SUPPLIED INFORMATION ::
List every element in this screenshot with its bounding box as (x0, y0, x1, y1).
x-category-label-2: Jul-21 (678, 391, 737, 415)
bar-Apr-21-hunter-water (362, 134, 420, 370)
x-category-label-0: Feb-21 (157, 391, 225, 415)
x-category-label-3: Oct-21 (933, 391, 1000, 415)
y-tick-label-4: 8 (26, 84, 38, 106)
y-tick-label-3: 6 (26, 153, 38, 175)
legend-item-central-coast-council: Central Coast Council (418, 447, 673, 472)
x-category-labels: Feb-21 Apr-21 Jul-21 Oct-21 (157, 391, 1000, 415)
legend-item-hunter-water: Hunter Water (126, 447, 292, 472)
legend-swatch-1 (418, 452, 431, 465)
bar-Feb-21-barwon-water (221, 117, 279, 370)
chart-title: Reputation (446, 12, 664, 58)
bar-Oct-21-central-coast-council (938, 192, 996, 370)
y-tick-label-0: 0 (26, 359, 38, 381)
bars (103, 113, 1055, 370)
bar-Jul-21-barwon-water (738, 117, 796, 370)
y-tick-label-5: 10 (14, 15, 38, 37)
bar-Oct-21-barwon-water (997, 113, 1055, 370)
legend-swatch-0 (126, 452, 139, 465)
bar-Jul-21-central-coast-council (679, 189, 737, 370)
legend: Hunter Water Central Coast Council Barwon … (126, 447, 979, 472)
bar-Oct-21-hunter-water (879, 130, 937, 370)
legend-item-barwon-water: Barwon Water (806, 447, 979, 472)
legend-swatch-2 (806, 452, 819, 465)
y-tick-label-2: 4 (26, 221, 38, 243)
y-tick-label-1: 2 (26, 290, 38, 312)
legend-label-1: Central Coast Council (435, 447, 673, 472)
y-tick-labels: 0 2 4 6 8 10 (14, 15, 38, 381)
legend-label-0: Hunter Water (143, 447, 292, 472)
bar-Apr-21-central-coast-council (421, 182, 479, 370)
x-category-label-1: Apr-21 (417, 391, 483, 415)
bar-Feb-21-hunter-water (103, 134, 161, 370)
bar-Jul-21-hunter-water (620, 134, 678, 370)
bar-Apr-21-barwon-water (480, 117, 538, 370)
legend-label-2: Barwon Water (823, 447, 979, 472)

YOUR OBJECTIVE ::
Starting with the first line of the records and going on through the line with "legend-label-1: Central Coast", write those lines out again with "Reputation" swapped for "Trust" and everything else left as it is.

OUTPUT BELOW ::
List every element in this screenshot with its bounding box as (x0, y0, x1, y1).
x-category-label-2: Jul-21 (678, 391, 737, 415)
bar-Apr-21-hunter-water (362, 134, 420, 370)
x-category-label-0: Feb-21 (157, 391, 225, 415)
x-category-label-3: Oct-21 (933, 391, 1000, 415)
y-tick-label-4: 8 (26, 84, 38, 106)
y-tick-label-3: 6 (26, 153, 38, 175)
legend-item-central-coast-council: Central Coast Council (418, 447, 673, 472)
x-category-labels: Feb-21 Apr-21 Jul-21 Oct-21 (157, 391, 1000, 415)
legend-item-hunter-water: Hunter Water (126, 447, 292, 472)
legend-swatch-1 (418, 452, 431, 465)
bar-Feb-21-barwon-water (221, 117, 279, 370)
chart-title: Trust (446, 12, 664, 58)
bar-Oct-21-central-coast-council (938, 192, 996, 370)
y-tick-label-0: 0 (26, 359, 38, 381)
bars (103, 113, 1055, 370)
bar-Jul-21-barwon-water (738, 117, 796, 370)
y-tick-label-5: 10 (14, 15, 38, 37)
bar-Oct-21-barwon-water (997, 113, 1055, 370)
legend-swatch-0 (126, 452, 139, 465)
bar-Jul-21-central-coast-council (679, 189, 737, 370)
legend: Hunter Water Central Coast Council Barwon … (126, 447, 979, 472)
bar-Oct-21-hunter-water (879, 130, 937, 370)
legend-item-barwon-water: Barwon Water (806, 447, 979, 472)
legend-swatch-2 (806, 452, 819, 465)
y-tick-label-2: 4 (26, 221, 38, 243)
y-tick-label-1: 2 (26, 290, 38, 312)
legend-label-1: Central Coast Council (435, 447, 673, 472)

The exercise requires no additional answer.